**Stored records**.
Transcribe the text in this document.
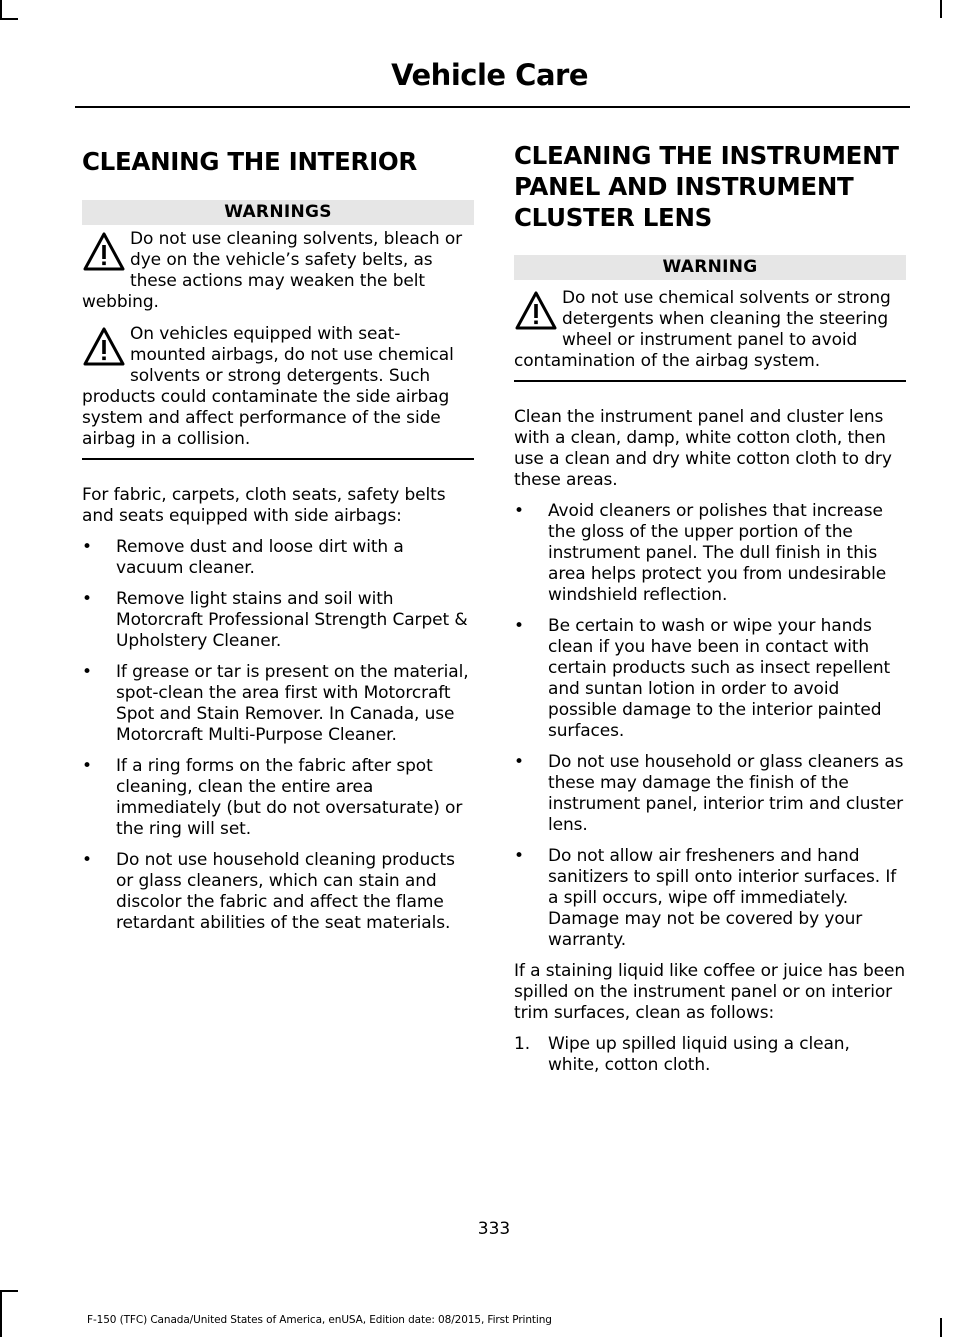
Vehicle Care
CLEANING THE INTERIOR
WARNINGS
Do not use cleaning solvents, bleach or dye on the vehicle’s safety belts, as these actions may weaken the belt webbing.
On vehicles equipped with seat-mounted airbags, do not use chemical solvents or strong detergents. Such products could contaminate the side airbag system and affect performance of the side airbag in a collision.

For fabric, carpets, cloth seats, safety belts and seats equipped with side airbags:

• Remove dust and loose dirt with a vacuum cleaner.
• Remove light stains and soil with Motorcraft Professional Strength Carpet & Upholstery Cleaner.
• If grease or tar is present on the material, spot-clean the area first with Motorcraft Spot and Stain Remover. In Canada, use Motorcraft Multi-Purpose Cleaner.
• If a ring forms on the fabric after spot cleaning, clean the entire area immediately (but do not oversaturate) or the ring will set.
• Do not use household cleaning products or glass cleaners, which can stain and discolor the fabric and affect the flame retardant abilities of the seat materials.
CLEANING THE INSTRUMENT PANEL AND INSTRUMENT CLUSTER LENS
WARNING
Do not use chemical solvents or strong detergents when cleaning the steering wheel or instrument panel to avoid contamination of the airbag system.

Clean the instrument panel and cluster lens with a clean, damp, white cotton cloth, then use a clean and dry white cotton cloth to dry these areas.

• Avoid cleaners or polishes that increase the gloss of the upper portion of the instrument panel. The dull finish in this area helps protect you from undesirable windshield reflection.
• Be certain to wash or wipe your hands clean if you have been in contact with certain products such as insect repellent and suntan lotion in order to avoid possible damage to the interior painted surfaces.
• Do not use household or glass cleaners as these may damage the finish of the instrument panel, interior trim and cluster lens.
• Do not allow air fresheners and hand sanitizers to spill onto interior surfaces. If a spill occurs, wipe off immediately. Damage may not be covered by your warranty.

If a staining liquid like coffee or juice has been spilled on the instrument panel or on interior trim surfaces, clean as follows:

1. Wipe up spilled liquid using a clean, white, cotton cloth.
333
F-150 (TFC) Canada/United States of America, enUSA, Edition date: 08/2015, First Printing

**THE REQUEST**. Transcribe all the lines above exactly, apart from the pictures.

**SOLUTION TO THIS TASK**.
Transcribe the text in this document.
Vehicle Care
CLEANING THE INTERIOR
WARNINGS
Do not use cleaning solvents, bleach or dye on the vehicle’s safety belts, as these actions may weaken the belt webbing.
On vehicles equipped with seat-mounted airbags, do not use chemical solvents or strong detergents. Such products could contaminate the side airbag system and affect performance of the side airbag in a collision.

For fabric, carpets, cloth seats, safety belts and seats equipped with side airbags:

• Remove dust and loose dirt with a vacuum cleaner.
• Remove light stains and soil with Motorcraft Professional Strength Carpet & Upholstery Cleaner.
• If grease or tar is present on the material, spot-clean the area first with Motorcraft Spot and Stain Remover. In Canada, use Motorcraft Multi-Purpose Cleaner.
• If a ring forms on the fabric after spot cleaning, clean the entire area immediately (but do not oversaturate) or the ring will set.
• Do not use household cleaning products or glass cleaners, which can stain and discolor the fabric and affect the flame retardant abilities of the seat materials.
CLEANING THE INSTRUMENT PANEL AND INSTRUMENT CLUSTER LENS
WARNING
Do not use chemical solvents or strong detergents when cleaning the steering wheel or instrument panel to avoid contamination of the airbag system.

Clean the instrument panel and cluster lens with a clean, damp, white cotton cloth, then use a clean and dry white cotton cloth to dry these areas.

• Avoid cleaners or polishes that increase the gloss of the upper portion of the instrument panel. The dull finish in this area helps protect you from undesirable windshield reflection.
• Be certain to wash or wipe your hands clean if you have been in contact with certain products such as insect repellent and suntan lotion in order to avoid possible damage to the interior painted surfaces.
• Do not use household or glass cleaners as these may damage the finish of the instrument panel, interior trim and cluster lens.
• Do not allow air fresheners and hand sanitizers to spill onto interior surfaces. If a spill occurs, wipe off immediately. Damage may not be covered by your warranty.

If a staining liquid like coffee or juice has been spilled on the instrument panel or on interior trim surfaces, clean as follows:

1. Wipe up spilled liquid using a clean, white, cotton cloth.
333
F-150 (TFC) Canada/United States of America, enUSA, Edition date: 08/2015, First Printing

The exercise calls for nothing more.